[Rows from a dataset]
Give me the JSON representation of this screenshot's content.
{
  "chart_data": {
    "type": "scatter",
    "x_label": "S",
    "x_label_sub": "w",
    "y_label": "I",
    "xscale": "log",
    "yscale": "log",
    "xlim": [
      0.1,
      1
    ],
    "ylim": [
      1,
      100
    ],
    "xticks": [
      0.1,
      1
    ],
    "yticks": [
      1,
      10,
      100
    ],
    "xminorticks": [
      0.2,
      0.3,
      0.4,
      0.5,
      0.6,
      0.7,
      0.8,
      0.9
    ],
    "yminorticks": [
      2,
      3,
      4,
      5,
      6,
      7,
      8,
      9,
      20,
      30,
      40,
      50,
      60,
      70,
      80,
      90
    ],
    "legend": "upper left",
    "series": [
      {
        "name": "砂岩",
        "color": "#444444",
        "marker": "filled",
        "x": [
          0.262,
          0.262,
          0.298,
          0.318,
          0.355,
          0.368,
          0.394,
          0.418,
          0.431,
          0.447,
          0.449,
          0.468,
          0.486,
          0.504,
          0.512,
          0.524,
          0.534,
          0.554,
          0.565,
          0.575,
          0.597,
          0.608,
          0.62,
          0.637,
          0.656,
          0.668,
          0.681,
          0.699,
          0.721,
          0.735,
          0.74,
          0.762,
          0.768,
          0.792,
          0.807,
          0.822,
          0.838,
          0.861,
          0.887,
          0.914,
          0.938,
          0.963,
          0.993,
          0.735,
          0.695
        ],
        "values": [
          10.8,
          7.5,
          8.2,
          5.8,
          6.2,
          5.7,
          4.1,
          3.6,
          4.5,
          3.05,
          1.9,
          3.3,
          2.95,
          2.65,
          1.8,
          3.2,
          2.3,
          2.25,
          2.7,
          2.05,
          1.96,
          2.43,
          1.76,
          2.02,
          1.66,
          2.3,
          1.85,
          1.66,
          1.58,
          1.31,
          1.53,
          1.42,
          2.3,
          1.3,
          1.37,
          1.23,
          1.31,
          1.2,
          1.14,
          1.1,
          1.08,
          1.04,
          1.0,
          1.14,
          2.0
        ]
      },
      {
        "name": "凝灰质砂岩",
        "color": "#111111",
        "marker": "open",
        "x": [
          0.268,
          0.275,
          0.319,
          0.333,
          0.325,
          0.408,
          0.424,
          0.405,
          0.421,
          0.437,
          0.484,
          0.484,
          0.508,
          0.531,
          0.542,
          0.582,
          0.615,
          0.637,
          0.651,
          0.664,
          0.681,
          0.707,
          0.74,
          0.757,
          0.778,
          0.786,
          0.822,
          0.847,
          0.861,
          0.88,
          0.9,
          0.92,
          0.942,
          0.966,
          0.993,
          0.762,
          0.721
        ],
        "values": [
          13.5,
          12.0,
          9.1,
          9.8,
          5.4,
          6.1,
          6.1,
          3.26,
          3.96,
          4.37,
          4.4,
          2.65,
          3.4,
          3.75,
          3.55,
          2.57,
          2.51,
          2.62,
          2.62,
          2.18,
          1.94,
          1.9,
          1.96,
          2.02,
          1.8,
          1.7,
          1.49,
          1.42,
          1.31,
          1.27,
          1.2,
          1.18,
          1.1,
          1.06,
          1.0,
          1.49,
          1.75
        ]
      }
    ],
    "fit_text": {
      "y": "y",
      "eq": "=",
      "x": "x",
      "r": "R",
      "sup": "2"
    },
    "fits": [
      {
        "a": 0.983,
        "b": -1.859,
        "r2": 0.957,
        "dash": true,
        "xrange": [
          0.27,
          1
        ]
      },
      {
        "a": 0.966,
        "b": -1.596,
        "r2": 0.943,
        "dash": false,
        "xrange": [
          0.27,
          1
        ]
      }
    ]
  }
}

__What you are asked to do__: Could you transcribe the records in full, exactly?

__Solution for this problem__:
Give me the JSON representation of this screenshot's content.
{
  "chart_data": {
    "type": "scatter",
    "x_label": "S",
    "x_label_sub": "w",
    "y_label": "I",
    "xscale": "log",
    "yscale": "log",
    "xlim": [
      0.1,
      1
    ],
    "ylim": [
      1,
      100
    ],
    "xticks": [
      0.1,
      1
    ],
    "yticks": [
      1,
      10,
      100
    ],
    "xminorticks": [
      0.2,
      0.3,
      0.4,
      0.5,
      0.6,
      0.7,
      0.8,
      0.9
    ],
    "yminorticks": [
      2,
      3,
      4,
      5,
      6,
      7,
      8,
      9,
      20,
      30,
      40,
      50,
      60,
      70,
      80,
      90
    ],
    "legend": "upper left",
    "series": [
      {
        "name": "砂岩",
        "color": "#444444",
        "marker": "filled",
        "x": [
          0.262,
          0.262,
          0.298,
          0.318,
          0.355,
          0.368,
          0.394,
          0.418,
          0.431,
          0.447,
          0.449,
          0.468,
          0.486,
          0.504,
          0.512,
          0.524,
          0.534,
          0.554,
          0.565,
          0.575,
          0.597,
          0.608,
          0.62,
          0.637,
          0.656,
          0.668,
          0.681,
          0.699,
          0.721,
          0.735,
          0.74,
          0.762,
          0.768,
          0.792,
          0.807,
          0.822,
          0.838,
          0.861,
          0.887,
          0.914,
          0.938,
          0.963,
          0.993,
          0.735,
          0.695
        ],
        "values": [
          10.8,
          7.5,
          8.2,
          5.8,
          6.2,
          5.7,
          4.1,
          3.6,
          4.5,
          3.05,
          1.9,
          3.3,
          2.95,
          2.65,
          1.8,
          3.2,
          2.3,
          2.25,
          2.7,
          2.05,
          1.96,
          2.43,
          1.76,
          2.02,
          1.66,
          2.3,
          1.85,
          1.66,
          1.58,
          1.31,
          1.53,
          1.42,
          2.3,
          1.3,
          1.37,
          1.23,
          1.31,
          1.2,
          1.14,
          1.1,
          1.08,
          1.04,
          1.0,
          1.14,
          2.0
        ]
      },
      {
        "name": "凝灰质砂岩",
        "color": "#111111",
        "marker": "open",
        "x": [
          0.268,
          0.275,
          0.319,
          0.333,
          0.325,
          0.408,
          0.424,
          0.405,
          0.421,
          0.437,
          0.484,
          0.484,
          0.508,
          0.531,
          0.542,
          0.582,
          0.615,
          0.637,
          0.651,
          0.664,
          0.681,
          0.707,
          0.74,
          0.757,
          0.778,
          0.786,
          0.822,
          0.847,
          0.861,
          0.88,
          0.9,
          0.92,
          0.942,
          0.966,
          0.993,
          0.762,
          0.721
        ],
        "values": [
          13.5,
          12.0,
          9.1,
          9.8,
          5.4,
          6.1,
          6.1,
          3.26,
          3.96,
          4.37,
          4.4,
          2.65,
          3.4,
          3.75,
          3.55,
          2.57,
          2.51,
          2.62,
          2.62,
          2.18,
          1.94,
          1.9,
          1.96,
          2.02,
          1.8,
          1.7,
          1.49,
          1.42,
          1.31,
          1.27,
          1.2,
          1.18,
          1.1,
          1.06,
          1.0,
          1.49,
          1.75
        ]
      }
    ],
    "fit_text": {
      "y": "y",
      "eq": "=",
      "x": "x",
      "r": "R",
      "sup": "2"
    },
    "fits": [
      {
        "a": 0.983,
        "b": -1.859,
        "r2": 0.957,
        "dash": true,
        "xrange": [
          0.27,
          1
        ]
      },
      {
        "a": 0.966,
        "b": -1.596,
        "r2": 0.943,
        "dash": false,
        "xrange": [
          0.27,
          1
        ]
      }
    ]
  }
}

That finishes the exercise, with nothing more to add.